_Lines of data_
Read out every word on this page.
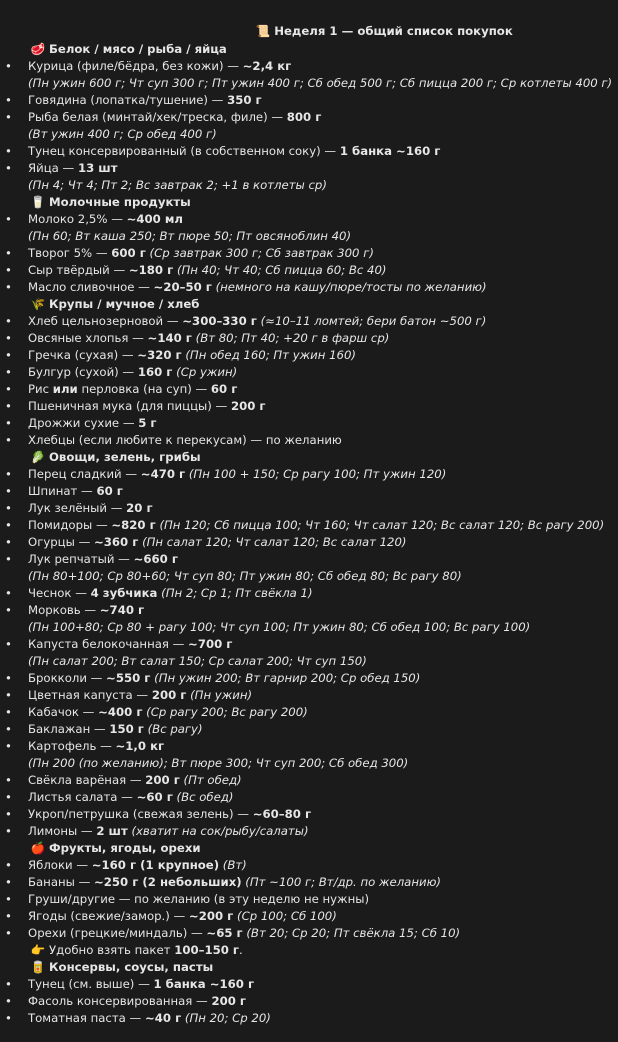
📜 Неделя 1 — общий список покупок
🥩 Белок / мясо / рыба / яйца
• Курица (филе/бёдра, без кожи) — ~2,4 кг
(Пн ужин 600 г; Чт суп 300 г; Пт ужин 400 г; Сб обед 500 г; Сб пицца 200 г; Ср котлеты 400 г)
• Говядина (лопатка/тушение) — 350 г
• Рыба белая (минтай/хек/треска, филе) — 800 г
(Вт ужин 400 г; Ср обед 400 г)
• Тунец консервированный (в собственном соку) — 1 банка ~160 г
• Яйца — 13 шт
(Пн 4; Чт 4; Пт 2; Вс завтрак 2; +1 в котлеты ср)
🥛 Молочные продукты
• Молоко 2,5% — ~400 мл
(Пн 60; Вт каша 250; Вт пюре 50; Пт овсяноблин 40)
• Творог 5% — 600 г (Ср завтрак 300 г; Сб завтрак 300 г)
• Сыр твёрдый — ~180 г (Пн 40; Чт 40; Сб пицца 60; Вс 40)
• Масло сливочное — ~20–50 г (немного на кашу/пюре/тосты по желанию)
🌾 Крупы / мучное / хлеб
• Хлеб цельнозерновой — ~300–330 г (≈10–11 ломтей; бери батон ~500 г)
• Овсяные хлопья — ~140 г (Вт 80; Пт 40; +20 г в фарш ср)
• Гречка (сухая) — ~320 г (Пн обед 160; Пт ужин 160)
• Булгур (сухой) — 160 г (Ср ужин)
• Рис или перловка (на суп) — 60 г
• Пшеничная мука (для пиццы) — 200 г
• Дрожжи сухие — 5 г
• Хлебцы (если любите к перекусам) — по желанию
🥬 Овощи, зелень, грибы
• Перец сладкий — ~470 г (Пн 100 + 150; Ср рагу 100; Пт ужин 120)
• Шпинат — 60 г
• Лук зелёный — 20 г
• Помидоры — ~820 г (Пн 120; Сб пицца 100; Чт 160; Чт салат 120; Вс салат 120; Вс рагу 200)
• Огурцы — ~360 г (Пн салат 120; Чт салат 120; Вс салат 120)
• Лук репчатый — ~660 г
(Пн 80+100; Ср 80+60; Чт суп 80; Пт ужин 80; Сб обед 80; Вс рагу 80)
• Чеснок — 4 зубчика (Пн 2; Ср 1; Пт свёкла 1)
• Морковь — ~740 г
(Пн 100+80; Ср 80 + рагу 100; Чт суп 100; Пт ужин 80; Сб обед 100; Вс рагу 100)
• Капуста белокочанная — ~700 г
(Пн салат 200; Вт салат 150; Ср салат 200; Чт суп 150)
• Брокколи — ~550 г (Пн ужин 200; Вт гарнир 200; Ср обед 150)
• Цветная капуста — 200 г (Пн ужин)
• Кабачок — ~400 г (Ср рагу 200; Вс рагу 200)
• Баклажан — 150 г (Вс рагу)
• Картофель — ~1,0 кг
(Пн 200 (по желанию); Вт пюре 300; Чт суп 200; Сб обед 300)
• Свёкла варёная — 200 г (Пт обед)
• Листья салата — ~60 г (Вс обед)
• Укроп/петрушка (свежая зелень) — ~60–80 г
• Лимоны — 2 шт (хватит на сок/рыбу/салаты)
🍎 Фрукты, ягоды, орехи
• Яблоки — ~160 г (1 крупное) (Вт)
• Бананы — ~250 г (2 небольших) (Пт ~100 г; Вт/др. по желанию)
• Груши/другие — по желанию (в эту неделю не нужны)
• Ягоды (свежие/замор.) — ~200 г (Ср 100; Сб 100)
• Орехи (грецкие/миндаль) — ~65 г (Вт 20; Ср 20; Пт свёкла 15; Сб 10)
👉 Удобно взять пакет 100–150 г.
🥫 Консервы, соусы, пасты
• Тунец (см. выше) — 1 банка ~160 г
• Фасоль консервированная — 200 г
• Томатная паста — ~40 г (Пн 20; Ср 20)
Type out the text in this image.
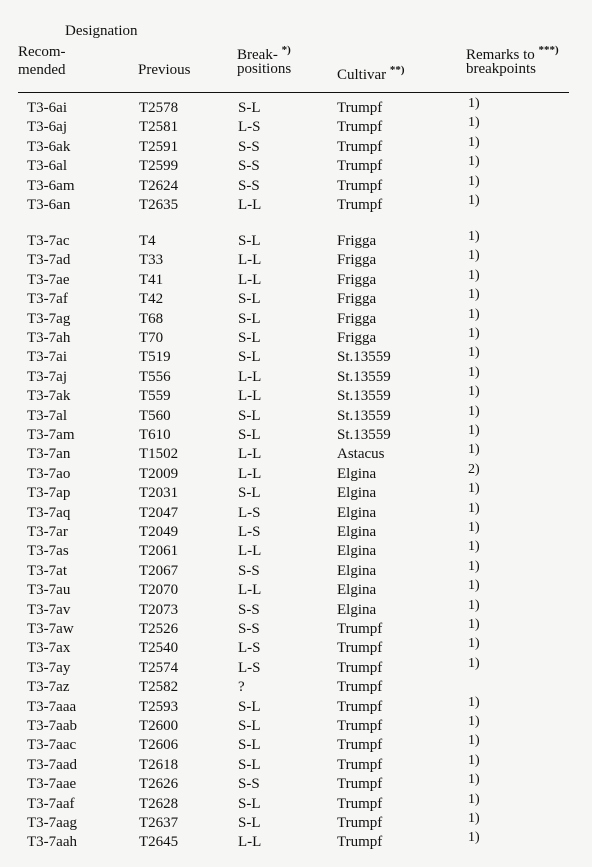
Designation
Recom-
mended	Previous
Break- *)
positions	Cultivar **)
Remarks to ***)
breakpoints
T3-6ai	T2578	S-L	Trumpf	1)
T3-6aj	T2581	L-S	Trumpf	1)
T3-6ak	T2591	S-S	Trumpf	1)
T3-6al	T2599	S-S	Trumpf	1)
T3-6am	T2624	S-S	Trumpf	1)
T3-6an	T2635	L-L	Trumpf	1)
T3-7ac	T4	S-L	Frigga	1)
T3-7ad	T33	L-L	Frigga	1)
T3-7ae	T41	L-L	Frigga	1)
T3-7af	T42	S-L	Frigga	1)
T3-7ag	T68	S-L	Frigga	1)
T3-7ah	T70	S-L	Frigga	1)
T3-7ai	T519	S-L	St.13559	1)
T3-7aj	T556	L-L	St.13559	1)
T3-7ak	T559	L-L	St.13559	1)
T3-7al	T560	S-L	St.13559	1)
T3-7am	T610	S-L	St.13559	1)
T3-7an	T1502	L-L	Astacus	1)
T3-7ao	T2009	L-L	Elgina	2)
T3-7ap	T2031	S-L	Elgina	1)
T3-7aq	T2047	L-S	Elgina	1)
T3-7ar	T2049	L-S	Elgina	1)
T3-7as	T2061	L-L	Elgina	1)
T3-7at	T2067	S-S	Elgina	1)
T3-7au	T2070	L-L	Elgina	1)
T3-7av	T2073	S-S	Elgina	1)
T3-7aw	T2526	S-S	Trumpf	1)
T3-7ax	T2540	L-S	Trumpf	1)
T3-7ay	T2574	L-S	Trumpf	1)
T3-7az	T2582	?	Trumpf
T3-7aaa	T2593	S-L	Trumpf	1)
T3-7aab	T2600	S-L	Trumpf	1)
T3-7aac	T2606	S-L	Trumpf	1)
T3-7aad	T2618	S-L	Trumpf	1)
T3-7aae	T2626	S-S	Trumpf	1)
T3-7aaf	T2628	S-L	Trumpf	1)
T3-7aag	T2637	S-L	Trumpf	1)
T3-7aah	T2645	L-L	Trumpf	1)
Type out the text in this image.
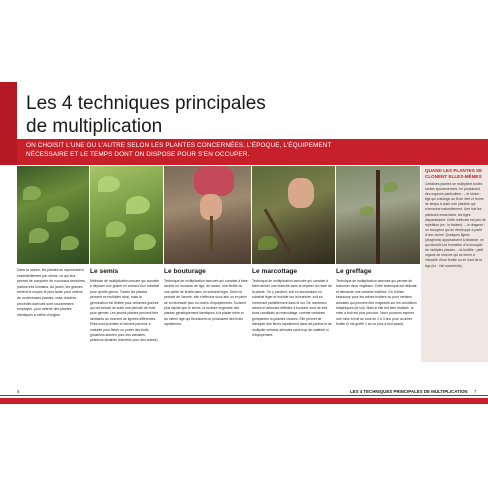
Les 4 techniques principales de multiplication

ON CHOISIT L’UNE OU L’AUTRE SELON LES PLANTES CONCERNÉES, L’ÉPOQUE, L’ÉQUIPEMENT NÉCESSAIRE ET LE TEMPS DONT ON DISPOSE POUR S’EN OCCUPER.

QUAND LES PLANTES SE CLONENT ELLES-MÊMES

Certaines plantes se multiplient toutes seules spontanément, en produisant des organes particuliers : – le stolon : tige qui s’allonge au fil de l’été et forme de temps à autre une plantule qui s’enracine naturellement. Une fois les plantules enracinées, les tiges disparaissent. Cette méthode est peu de répétition (ex : le fraisier). – le drageon : un bourgeon qui se développe à partir d’une racine. Quelques lignes (drageons) apparaissent à distance, ce qui aboutit à la formation d’un bosquet de multiples plantes. – la bulbille : petit organe de réserve qui se forme à l’aisselle d’une feuille ou en haut de la tige (ex : l’ail rocambole).

Dans la nature, les plantes se reproduisent essentiellement par semis, ce qui leur permet de conquérir de nouveaux territoires, parfois très lointains. Au jardin, les graines restent le moyen le plus facile pour obtenir de nombreuses plantes, mais d’autres procédés asexués sont couramment employés, pour obtenir des plantes identiques à celles d’origine.

Le semis

Méthode de multiplication sexuée qui consiste à déposer une graine en contact d’un substrat pour qu’elle germe. Toutes les plantes peuvent se multiplier ainsi, mais la germination est limitée pour certaines graines qui ont besoin de subir une période de froid pour germer. Les jeunes plantes peuvent être similaires au moment de lignées différentes. Elles sont juvéniles et doivent parvenir à maturité pour fleurir ou porter des fruits (plusieurs années pour des arbustes, plusieurs dizaines d’années pour des arbres).

Le bouturage

Technique de multiplication asexuée qui consiste à faire raciner un morceau de tige, de racine, une feuille ou une partie de feuille dans un substrat léger. Selon la période de l’année, elle s’effectue sous abri ou en plein air et nécessite plus ou moins d’équipements. Souvent plus rapide que le semis, la bouture engendre des plantes génétiquement identiques à la plante mère et du même âge qui fleurissent ou produisent des fruits rapidement.

Le marcottage

Technique de multiplication asexuée qui consiste à faire raciner une branche sans la séparer du reste de la plante. On y parvient, soit en accumulant un substrat léger et humide sur la branche, soit en l’enterrant partiellement dans le sol. De nombreux arbres et arbustes difficiles à bouturer sont de très bons candidats au marcottage, comme certaines grimpantes ou plantes vivaces. Elle permet de fabriquer des fleurs rapidement dans les jardins et de multiplier certains arbustes sans trop de matériel ni d’équipement.

Le greffage

Technique de multiplication asexuée qui permet de fusionner deux végétaux. Cette technique est délicate et demande une certaine maîtrise. On l’utilise beaucoup pour les arbres fruitiers ou pour certains arbustes qui peuvent être exigeants sur les conditions édaphiques (le sol). Mais si elle est bien réalisée, la mise à fruit est plus précoce. Nous pouvons espérer une mise à fruit au bout de 2 à 3 ans pour un arbre fruitier (il est greffé 1 an ou plus à fruit avant).

6	LES 4 TECHNIQUES PRINCIPALES DE MULTIPLICATION 7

_Objective_
Find the word "желанию" in the material, then list each line that holds it.

_Reply_
• Масло сливочное — ~20–50 г (немного на кашу/пюре/тосты по желанию)
• Хлебцы (если любите к перекусам) — по желанию
(Пн 200 (по желанию); Вт пюре 300; Чт суп 200; Сб обед 300)
• Бананы — ~250 г (2 небольших) (Пт ~100 г; Вт/др. по желанию)
• Груши/другие — по желанию (в эту неделю не нужны)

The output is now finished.